Exercise: Read the records below and copy each line that contains "this".

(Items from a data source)
○ ○ ○ ○
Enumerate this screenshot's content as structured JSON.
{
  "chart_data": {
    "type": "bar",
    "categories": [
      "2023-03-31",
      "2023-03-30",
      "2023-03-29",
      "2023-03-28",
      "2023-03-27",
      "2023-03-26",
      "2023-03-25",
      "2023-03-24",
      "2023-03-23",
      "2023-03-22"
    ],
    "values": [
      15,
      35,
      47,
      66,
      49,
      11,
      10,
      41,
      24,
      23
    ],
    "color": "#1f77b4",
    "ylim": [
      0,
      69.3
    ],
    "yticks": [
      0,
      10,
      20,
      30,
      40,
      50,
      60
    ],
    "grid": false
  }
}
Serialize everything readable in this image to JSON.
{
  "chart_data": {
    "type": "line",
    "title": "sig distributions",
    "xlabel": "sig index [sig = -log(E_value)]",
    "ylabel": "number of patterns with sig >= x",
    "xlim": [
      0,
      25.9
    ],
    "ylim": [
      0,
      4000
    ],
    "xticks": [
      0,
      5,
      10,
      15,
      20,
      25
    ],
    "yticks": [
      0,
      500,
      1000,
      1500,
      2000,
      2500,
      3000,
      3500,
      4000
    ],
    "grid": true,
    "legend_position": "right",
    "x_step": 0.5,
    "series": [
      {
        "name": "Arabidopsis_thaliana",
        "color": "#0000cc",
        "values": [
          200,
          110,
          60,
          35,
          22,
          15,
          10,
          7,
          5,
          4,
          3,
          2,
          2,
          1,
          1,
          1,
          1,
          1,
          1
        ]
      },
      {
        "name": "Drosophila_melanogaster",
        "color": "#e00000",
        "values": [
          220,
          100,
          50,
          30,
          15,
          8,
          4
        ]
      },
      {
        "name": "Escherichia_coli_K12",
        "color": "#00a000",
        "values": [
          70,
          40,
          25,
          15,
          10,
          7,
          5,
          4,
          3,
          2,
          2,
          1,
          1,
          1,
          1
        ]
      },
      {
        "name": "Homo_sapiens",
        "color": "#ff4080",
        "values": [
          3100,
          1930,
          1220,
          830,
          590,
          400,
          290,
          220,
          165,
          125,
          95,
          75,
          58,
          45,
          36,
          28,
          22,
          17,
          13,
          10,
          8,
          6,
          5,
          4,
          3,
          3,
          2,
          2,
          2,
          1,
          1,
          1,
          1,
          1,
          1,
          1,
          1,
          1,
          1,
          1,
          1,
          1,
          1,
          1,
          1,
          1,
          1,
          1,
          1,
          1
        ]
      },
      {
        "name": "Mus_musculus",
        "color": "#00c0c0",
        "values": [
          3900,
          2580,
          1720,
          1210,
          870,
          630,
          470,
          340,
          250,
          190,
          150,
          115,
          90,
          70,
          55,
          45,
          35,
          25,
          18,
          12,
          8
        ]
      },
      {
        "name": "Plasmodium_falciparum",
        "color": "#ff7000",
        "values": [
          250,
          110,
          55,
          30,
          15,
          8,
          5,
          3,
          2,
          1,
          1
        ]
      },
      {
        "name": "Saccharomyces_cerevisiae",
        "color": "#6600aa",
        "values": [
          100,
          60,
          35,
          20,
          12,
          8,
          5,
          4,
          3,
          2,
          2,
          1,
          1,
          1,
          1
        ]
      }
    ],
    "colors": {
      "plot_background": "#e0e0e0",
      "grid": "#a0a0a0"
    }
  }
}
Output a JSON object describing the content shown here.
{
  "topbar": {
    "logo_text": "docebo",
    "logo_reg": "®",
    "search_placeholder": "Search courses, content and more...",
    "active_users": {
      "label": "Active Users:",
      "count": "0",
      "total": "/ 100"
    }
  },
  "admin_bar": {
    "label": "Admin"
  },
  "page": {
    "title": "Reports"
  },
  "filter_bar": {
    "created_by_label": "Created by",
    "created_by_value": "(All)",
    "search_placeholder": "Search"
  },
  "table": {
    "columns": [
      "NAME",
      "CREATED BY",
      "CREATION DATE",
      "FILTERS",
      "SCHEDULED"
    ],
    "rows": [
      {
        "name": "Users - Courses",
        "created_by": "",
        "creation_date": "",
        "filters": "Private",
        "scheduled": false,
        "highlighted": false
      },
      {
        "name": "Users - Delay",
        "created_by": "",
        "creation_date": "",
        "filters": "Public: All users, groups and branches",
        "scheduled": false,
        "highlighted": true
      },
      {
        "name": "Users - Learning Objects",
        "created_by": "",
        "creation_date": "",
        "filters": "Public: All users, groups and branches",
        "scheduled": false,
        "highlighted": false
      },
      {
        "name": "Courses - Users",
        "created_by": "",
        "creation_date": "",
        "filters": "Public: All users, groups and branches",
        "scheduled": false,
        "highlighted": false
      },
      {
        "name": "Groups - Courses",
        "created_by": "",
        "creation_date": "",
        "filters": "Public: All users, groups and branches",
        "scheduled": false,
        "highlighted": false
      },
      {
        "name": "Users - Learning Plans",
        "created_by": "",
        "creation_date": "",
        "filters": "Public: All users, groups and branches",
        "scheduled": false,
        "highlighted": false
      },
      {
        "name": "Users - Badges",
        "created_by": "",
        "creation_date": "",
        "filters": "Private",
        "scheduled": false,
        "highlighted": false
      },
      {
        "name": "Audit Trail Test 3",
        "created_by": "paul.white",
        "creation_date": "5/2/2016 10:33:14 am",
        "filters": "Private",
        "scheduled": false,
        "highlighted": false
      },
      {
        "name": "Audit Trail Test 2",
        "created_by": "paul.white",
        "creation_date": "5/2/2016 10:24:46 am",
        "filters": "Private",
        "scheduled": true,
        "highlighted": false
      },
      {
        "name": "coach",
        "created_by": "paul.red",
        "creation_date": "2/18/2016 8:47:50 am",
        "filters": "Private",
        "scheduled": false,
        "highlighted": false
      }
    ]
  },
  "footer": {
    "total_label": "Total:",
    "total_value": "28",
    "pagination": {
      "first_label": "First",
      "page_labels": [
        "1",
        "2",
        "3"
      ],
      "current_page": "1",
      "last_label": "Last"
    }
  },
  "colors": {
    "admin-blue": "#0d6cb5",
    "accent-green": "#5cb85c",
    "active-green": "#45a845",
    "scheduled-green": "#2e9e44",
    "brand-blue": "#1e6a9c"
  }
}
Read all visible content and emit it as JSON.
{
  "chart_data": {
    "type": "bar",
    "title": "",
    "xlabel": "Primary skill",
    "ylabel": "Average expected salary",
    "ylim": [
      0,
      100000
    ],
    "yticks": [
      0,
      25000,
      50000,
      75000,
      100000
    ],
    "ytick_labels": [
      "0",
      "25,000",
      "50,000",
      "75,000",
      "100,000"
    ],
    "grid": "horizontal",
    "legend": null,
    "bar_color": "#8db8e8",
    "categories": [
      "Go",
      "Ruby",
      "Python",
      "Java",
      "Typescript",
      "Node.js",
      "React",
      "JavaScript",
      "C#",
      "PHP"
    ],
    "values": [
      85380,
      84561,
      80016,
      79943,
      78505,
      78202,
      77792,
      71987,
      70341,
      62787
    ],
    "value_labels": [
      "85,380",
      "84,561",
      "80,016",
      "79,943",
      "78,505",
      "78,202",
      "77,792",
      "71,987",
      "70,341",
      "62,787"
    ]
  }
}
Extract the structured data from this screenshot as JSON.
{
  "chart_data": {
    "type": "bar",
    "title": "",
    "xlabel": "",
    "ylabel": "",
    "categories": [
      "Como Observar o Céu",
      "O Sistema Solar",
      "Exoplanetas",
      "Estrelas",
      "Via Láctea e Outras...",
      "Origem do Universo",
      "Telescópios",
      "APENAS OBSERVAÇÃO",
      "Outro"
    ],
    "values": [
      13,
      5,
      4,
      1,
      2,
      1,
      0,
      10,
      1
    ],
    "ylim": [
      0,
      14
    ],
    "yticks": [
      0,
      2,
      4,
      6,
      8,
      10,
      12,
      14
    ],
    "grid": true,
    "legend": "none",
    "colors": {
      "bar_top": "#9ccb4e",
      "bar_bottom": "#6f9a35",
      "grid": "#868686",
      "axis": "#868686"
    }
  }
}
○ ○ ○ ○
Finished answer:
Enumerate this screenshot's content as structured JSON.
Serialize everything readable in this image to JSON.
Extract the structured data from this screenshot as JSON.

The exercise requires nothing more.